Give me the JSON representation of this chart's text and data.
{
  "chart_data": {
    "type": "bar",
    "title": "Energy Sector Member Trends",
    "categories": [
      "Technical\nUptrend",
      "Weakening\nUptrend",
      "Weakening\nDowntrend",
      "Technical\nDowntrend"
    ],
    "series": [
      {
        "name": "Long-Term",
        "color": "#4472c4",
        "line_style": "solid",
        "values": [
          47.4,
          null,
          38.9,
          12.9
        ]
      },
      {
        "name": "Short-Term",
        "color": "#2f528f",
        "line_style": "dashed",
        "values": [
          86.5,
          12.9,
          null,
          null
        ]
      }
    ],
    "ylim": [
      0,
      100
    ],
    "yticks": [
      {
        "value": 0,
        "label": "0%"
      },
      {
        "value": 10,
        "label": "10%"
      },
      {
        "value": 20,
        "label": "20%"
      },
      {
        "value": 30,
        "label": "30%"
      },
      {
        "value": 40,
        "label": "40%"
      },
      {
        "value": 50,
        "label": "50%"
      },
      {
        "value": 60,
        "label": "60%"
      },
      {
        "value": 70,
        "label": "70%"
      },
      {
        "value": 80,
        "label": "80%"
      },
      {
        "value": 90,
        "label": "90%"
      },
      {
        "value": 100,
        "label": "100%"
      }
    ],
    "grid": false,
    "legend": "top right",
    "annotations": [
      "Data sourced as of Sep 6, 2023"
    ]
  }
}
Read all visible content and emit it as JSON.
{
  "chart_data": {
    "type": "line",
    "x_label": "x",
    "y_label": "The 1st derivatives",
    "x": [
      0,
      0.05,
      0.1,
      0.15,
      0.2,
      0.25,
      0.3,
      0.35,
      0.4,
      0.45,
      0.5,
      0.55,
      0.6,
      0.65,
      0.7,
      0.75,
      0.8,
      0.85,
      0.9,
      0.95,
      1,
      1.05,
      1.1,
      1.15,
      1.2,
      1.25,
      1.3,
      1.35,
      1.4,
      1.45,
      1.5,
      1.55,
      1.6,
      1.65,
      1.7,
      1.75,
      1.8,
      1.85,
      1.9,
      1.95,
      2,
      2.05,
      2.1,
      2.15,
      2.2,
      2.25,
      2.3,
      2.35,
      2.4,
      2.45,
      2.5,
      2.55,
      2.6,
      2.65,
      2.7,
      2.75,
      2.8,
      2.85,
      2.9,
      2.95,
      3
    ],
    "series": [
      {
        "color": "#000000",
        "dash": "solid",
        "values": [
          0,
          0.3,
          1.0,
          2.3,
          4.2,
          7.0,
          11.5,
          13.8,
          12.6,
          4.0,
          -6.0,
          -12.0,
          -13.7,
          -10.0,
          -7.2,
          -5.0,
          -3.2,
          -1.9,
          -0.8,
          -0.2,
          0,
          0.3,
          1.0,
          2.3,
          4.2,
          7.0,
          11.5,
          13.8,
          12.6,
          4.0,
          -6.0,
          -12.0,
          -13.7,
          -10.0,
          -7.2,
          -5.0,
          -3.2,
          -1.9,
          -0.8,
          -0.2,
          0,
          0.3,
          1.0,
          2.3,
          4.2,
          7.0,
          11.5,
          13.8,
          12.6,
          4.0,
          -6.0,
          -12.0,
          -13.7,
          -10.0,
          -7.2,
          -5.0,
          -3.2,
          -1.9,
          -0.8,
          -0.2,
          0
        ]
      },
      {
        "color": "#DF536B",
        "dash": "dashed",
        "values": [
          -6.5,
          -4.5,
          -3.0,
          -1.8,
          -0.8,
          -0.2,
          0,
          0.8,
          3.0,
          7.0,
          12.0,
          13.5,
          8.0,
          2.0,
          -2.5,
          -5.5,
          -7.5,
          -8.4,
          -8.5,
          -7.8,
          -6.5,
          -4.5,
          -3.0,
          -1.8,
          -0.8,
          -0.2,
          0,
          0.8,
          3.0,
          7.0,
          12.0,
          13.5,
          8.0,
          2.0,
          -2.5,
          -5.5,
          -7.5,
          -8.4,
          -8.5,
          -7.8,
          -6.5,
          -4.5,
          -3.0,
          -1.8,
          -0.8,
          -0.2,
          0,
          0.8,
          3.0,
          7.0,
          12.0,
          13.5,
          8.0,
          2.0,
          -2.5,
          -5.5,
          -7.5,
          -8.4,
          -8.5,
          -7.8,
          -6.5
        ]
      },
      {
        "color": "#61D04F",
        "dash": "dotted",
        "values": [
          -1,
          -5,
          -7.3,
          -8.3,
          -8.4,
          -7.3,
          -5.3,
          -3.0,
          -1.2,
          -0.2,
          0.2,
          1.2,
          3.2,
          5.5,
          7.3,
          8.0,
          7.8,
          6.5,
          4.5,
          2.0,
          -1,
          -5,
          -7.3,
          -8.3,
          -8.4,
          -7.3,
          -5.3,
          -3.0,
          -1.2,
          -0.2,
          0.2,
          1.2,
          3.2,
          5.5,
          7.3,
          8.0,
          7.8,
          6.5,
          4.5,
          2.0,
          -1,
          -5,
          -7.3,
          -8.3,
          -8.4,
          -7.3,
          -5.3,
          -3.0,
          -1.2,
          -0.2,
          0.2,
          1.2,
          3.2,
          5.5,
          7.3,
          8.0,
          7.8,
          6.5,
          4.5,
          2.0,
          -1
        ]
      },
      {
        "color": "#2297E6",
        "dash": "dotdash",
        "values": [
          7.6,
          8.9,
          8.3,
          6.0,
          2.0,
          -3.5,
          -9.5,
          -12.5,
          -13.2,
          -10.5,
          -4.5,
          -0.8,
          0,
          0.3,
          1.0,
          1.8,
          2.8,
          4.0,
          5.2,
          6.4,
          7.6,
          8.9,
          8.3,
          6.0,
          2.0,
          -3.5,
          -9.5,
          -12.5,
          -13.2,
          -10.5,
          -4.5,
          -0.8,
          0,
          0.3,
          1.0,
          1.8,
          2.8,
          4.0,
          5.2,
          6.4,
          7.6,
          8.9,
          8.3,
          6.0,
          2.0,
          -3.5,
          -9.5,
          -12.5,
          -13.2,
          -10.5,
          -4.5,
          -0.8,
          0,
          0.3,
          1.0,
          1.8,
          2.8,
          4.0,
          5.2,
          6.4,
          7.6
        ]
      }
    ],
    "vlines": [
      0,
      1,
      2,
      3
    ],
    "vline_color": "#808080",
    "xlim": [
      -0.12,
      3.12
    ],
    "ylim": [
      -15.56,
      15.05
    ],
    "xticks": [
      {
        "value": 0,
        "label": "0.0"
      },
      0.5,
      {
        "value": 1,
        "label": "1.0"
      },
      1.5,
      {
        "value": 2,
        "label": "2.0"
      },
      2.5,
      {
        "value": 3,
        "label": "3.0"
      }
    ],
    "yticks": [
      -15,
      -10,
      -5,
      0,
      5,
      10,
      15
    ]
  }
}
_ _ _ _
◆ Exercise prompt
Write each line above out exactly.

◆ Problem solution
Give me the JSON representation of this chart's text and data.
{
  "chart_data": {
    "type": "bar",
    "title": "Energy Sector Member Trends",
    "categories": [
      "Technical\nUptrend",
      "Weakening\nUptrend",
      "Weakening\nDowntrend",
      "Technical\nDowntrend"
    ],
    "series": [
      {
        "name": "Long-Term",
        "color": "#4472c4",
        "line_style": "solid",
        "values": [
          47.4,
          null,
          38.9,
          12.9
        ]
      },
      {
        "name": "Short-Term",
        "color": "#2f528f",
        "line_style": "dashed",
        "values": [
          86.5,
          12.9,
          null,
          null
        ]
      }
    ],
    "ylim": [
      0,
      100
    ],
    "yticks": [
      {
        "value": 0,
        "label": "0%"
      },
      {
        "value": 10,
        "label": "10%"
      },
      {
        "value": 20,
        "label": "20%"
      },
      {
        "value": 30,
        "label": "30%"
      },
      {
        "value": 40,
        "label": "40%"
      },
      {
        "value": 50,
        "label": "50%"
      },
      {
        "value": 60,
        "label": "60%"
      },
      {
        "value": 70,
        "label": "70%"
      },
      {
        "value": 80,
        "label": "80%"
      },
      {
        "value": 90,
        "label": "90%"
      },
      {
        "value": 100,
        "label": "100%"
      }
    ],
    "grid": false,
    "legend": "top right",
    "annotations": [
      "Data sourced as of Sep 6, 2023"
    ]
  }
}
Read all visible content and emit it as JSON.
{
  "chart_data": {
    "type": "line",
    "x_label": "x",
    "y_label": "The 1st derivatives",
    "x": [
      0,
      0.05,
      0.1,
      0.15,
      0.2,
      0.25,
      0.3,
      0.35,
      0.4,
      0.45,
      0.5,
      0.55,
      0.6,
      0.65,
      0.7,
      0.75,
      0.8,
      0.85,
      0.9,
      0.95,
      1,
      1.05,
      1.1,
      1.15,
      1.2,
      1.25,
      1.3,
      1.35,
      1.4,
      1.45,
      1.5,
      1.55,
      1.6,
      1.65,
      1.7,
      1.75,
      1.8,
      1.85,
      1.9,
      1.95,
      2,
      2.05,
      2.1,
      2.15,
      2.2,
      2.25,
      2.3,
      2.35,
      2.4,
      2.45,
      2.5,
      2.55,
      2.6,
      2.65,
      2.7,
      2.75,
      2.8,
      2.85,
      2.9,
      2.95,
      3
    ],
    "series": [
      {
        "color": "#000000",
        "dash": "solid",
        "values": [
          0,
          0.3,
          1.0,
          2.3,
          4.2,
          7.0,
          11.5,
          13.8,
          12.6,
          4.0,
          -6.0,
          -12.0,
          -13.7,
          -10.0,
          -7.2,
          -5.0,
          -3.2,
          -1.9,
          -0.8,
          -0.2,
          0,
          0.3,
          1.0,
          2.3,
          4.2,
          7.0,
          11.5,
          13.8,
          12.6,
          4.0,
          -6.0,
          -12.0,
          -13.7,
          -10.0,
          -7.2,
          -5.0,
          -3.2,
          -1.9,
          -0.8,
          -0.2,
          0,
          0.3,
          1.0,
          2.3,
          4.2,
          7.0,
          11.5,
          13.8,
          12.6,
          4.0,
          -6.0,
          -12.0,
          -13.7,
          -10.0,
          -7.2,
          -5.0,
          -3.2,
          -1.9,
          -0.8,
          -0.2,
          0
        ]
      },
      {
        "color": "#DF536B",
        "dash": "dashed",
        "values": [
          -6.5,
          -4.5,
          -3.0,
          -1.8,
          -0.8,
          -0.2,
          0,
          0.8,
          3.0,
          7.0,
          12.0,
          13.5,
          8.0,
          2.0,
          -2.5,
          -5.5,
          -7.5,
          -8.4,
          -8.5,
          -7.8,
          -6.5,
          -4.5,
          -3.0,
          -1.8,
          -0.8,
          -0.2,
          0,
          0.8,
          3.0,
          7.0,
          12.0,
          13.5,
          8.0,
          2.0,
          -2.5,
          -5.5,
          -7.5,
          -8.4,
          -8.5,
          -7.8,
          -6.5,
          -4.5,
          -3.0,
          -1.8,
          -0.8,
          -0.2,
          0,
          0.8,
          3.0,
          7.0,
          12.0,
          13.5,
          8.0,
          2.0,
          -2.5,
          -5.5,
          -7.5,
          -8.4,
          -8.5,
          -7.8,
          -6.5
        ]
      },
      {
        "color": "#61D04F",
        "dash": "dotted",
        "values": [
          -1,
          -5,
          -7.3,
          -8.3,
          -8.4,
          -7.3,
          -5.3,
          -3.0,
          -1.2,
          -0.2,
          0.2,
          1.2,
          3.2,
          5.5,
          7.3,
          8.0,
          7.8,
          6.5,
          4.5,
          2.0,
          -1,
          -5,
          -7.3,
          -8.3,
          -8.4,
          -7.3,
          -5.3,
          -3.0,
          -1.2,
          -0.2,
          0.2,
          1.2,
          3.2,
          5.5,
          7.3,
          8.0,
          7.8,
          6.5,
          4.5,
          2.0,
          -1,
          -5,
          -7.3,
          -8.3,
          -8.4,
          -7.3,
          -5.3,
          -3.0,
          -1.2,
          -0.2,
          0.2,
          1.2,
          3.2,
          5.5,
          7.3,
          8.0,
          7.8,
          6.5,
          4.5,
          2.0,
          -1
        ]
      },
      {
        "color": "#2297E6",
        "dash": "dotdash",
        "values": [
          7.6,
          8.9,
          8.3,
          6.0,
          2.0,
          -3.5,
          -9.5,
          -12.5,
          -13.2,
          -10.5,
          -4.5,
          -0.8,
          0,
          0.3,
          1.0,
          1.8,
          2.8,
          4.0,
          5.2,
          6.4,
          7.6,
          8.9,
          8.3,
          6.0,
          2.0,
          -3.5,
          -9.5,
          -12.5,
          -13.2,
          -10.5,
          -4.5,
          -0.8,
          0,
          0.3,
          1.0,
          1.8,
          2.8,
          4.0,
          5.2,
          6.4,
          7.6,
          8.9,
          8.3,
          6.0,
          2.0,
          -3.5,
          -9.5,
          -12.5,
          -13.2,
          -10.5,
          -4.5,
          -0.8,
          0,
          0.3,
          1.0,
          1.8,
          2.8,
          4.0,
          5.2,
          6.4,
          7.6
        ]
      }
    ],
    "vlines": [
      0,
      1,
      2,
      3
    ],
    "vline_color": "#808080",
    "xlim": [
      -0.12,
      3.12
    ],
    "ylim": [
      -15.56,
      15.05
    ],
    "xticks": [
      {
        "value": 0,
        "label": "0.0"
      },
      0.5,
      {
        "value": 1,
        "label": "1.0"
      },
      1.5,
      {
        "value": 2,
        "label": "2.0"
      },
      2.5,
      {
        "value": 3,
        "label": "3.0"
      }
    ],
    "yticks": [
      -15,
      -10,
      -5,
      0,
      5,
      10,
      15
    ]
  }
}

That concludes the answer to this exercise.